* AIM OF THE TASK
Extract the text of every entry below exactly; leave images out.

[Recorded data]
##############################

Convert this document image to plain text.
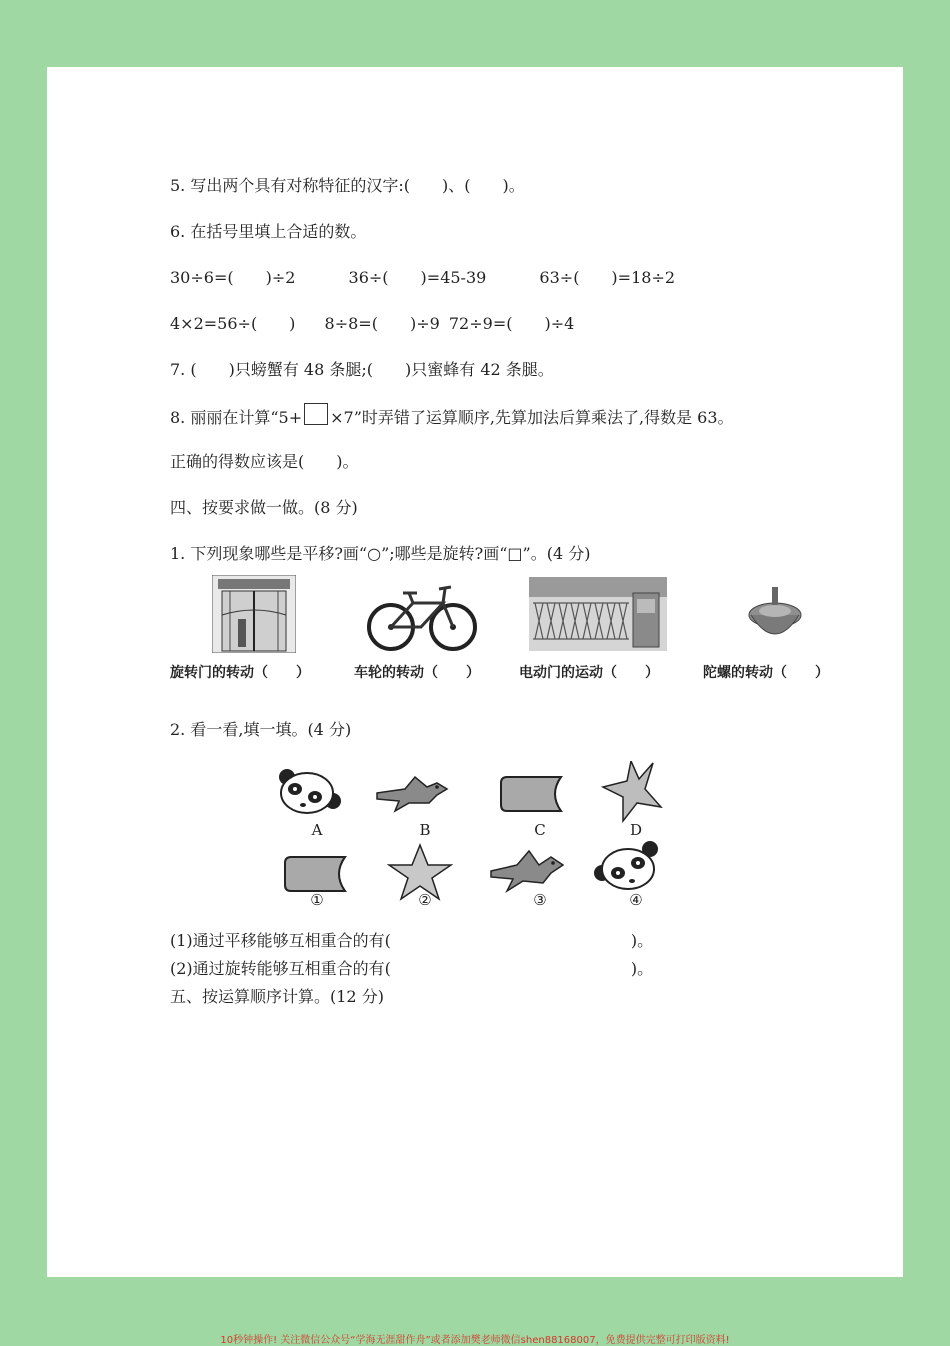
5. 写出两个具有对称特征的汉字:(　　)、(　　)。
6. 在括号里填上合适的数。
30÷6=(　　)÷2	36÷(　　)=45-39	63÷(　　)=18÷2
4×2=56÷(　　) 8÷8=(　　)÷9 72÷9=(　　)÷4
7. (　　)只螃蟹有 48 条腿;(　　)只蜜蜂有 42 条腿。
8. 丽丽在计算“5+ ×7”时弄错了运算顺序,先算加法后算乘法了,得数是 63。
正确的得数应该是(　　)。
四、按要求做一做。(8 分)
1. 下列现象哪些是平移?画“○”;哪些是旋转?画“□”。(4 分)
旋转门的转动（　　）	车轮的转动（　　）	电动门的运动（　　）	陀螺的转动（　　）
2. 看一看,填一填。(4 分)
A	B	C	D
①	②	③	④
(1)通过平移能够互相重合的有(　　　　　　　　　　　　　　　)。
(2)通过旋转能够互相重合的有(　　　　　　　　　　　　　　　)。
五、按运算顺序计算。(12 分)
10秒钟操作! 关注微信公众号“学海无涯甜作舟”或者添加樊老师微信shen88168007，免费提供完整可打印版资料!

##############################

* THE ANSWER
Convert this document image to plain text.
5. 写出两个具有对称特征的汉字:(　　)、(　　)。
6. 在括号里填上合适的数。
30÷6=(　　)÷2	36÷(　　)=45-39	63÷(　　)=18÷2
4×2=56÷(　　) 8÷8=(　　)÷9 72÷9=(　　)÷4
7. (　　)只螃蟹有 48 条腿;(　　)只蜜蜂有 42 条腿。
8. 丽丽在计算“5+ ×7”时弄错了运算顺序,先算加法后算乘法了,得数是 63。
正确的得数应该是(　　)。
四、按要求做一做。(8 分)
1. 下列现象哪些是平移?画“○”;哪些是旋转?画“□”。(4 分)
旋转门的转动（　　）	车轮的转动（　　）	电动门的运动（　　）	陀螺的转动（　　）
2. 看一看,填一填。(4 分)
A	B	C	D
①	②	③	④
(1)通过平移能够互相重合的有(　　　　　　　　　　　　　　　)。
(2)通过旋转能够互相重合的有(　　　　　　　　　　　　　　　)。
五、按运算顺序计算。(12 分)
10秒钟操作! 关注微信公众号“学海无涯甜作舟”或者添加樊老师微信shen88168007，免费提供完整可打印版资料!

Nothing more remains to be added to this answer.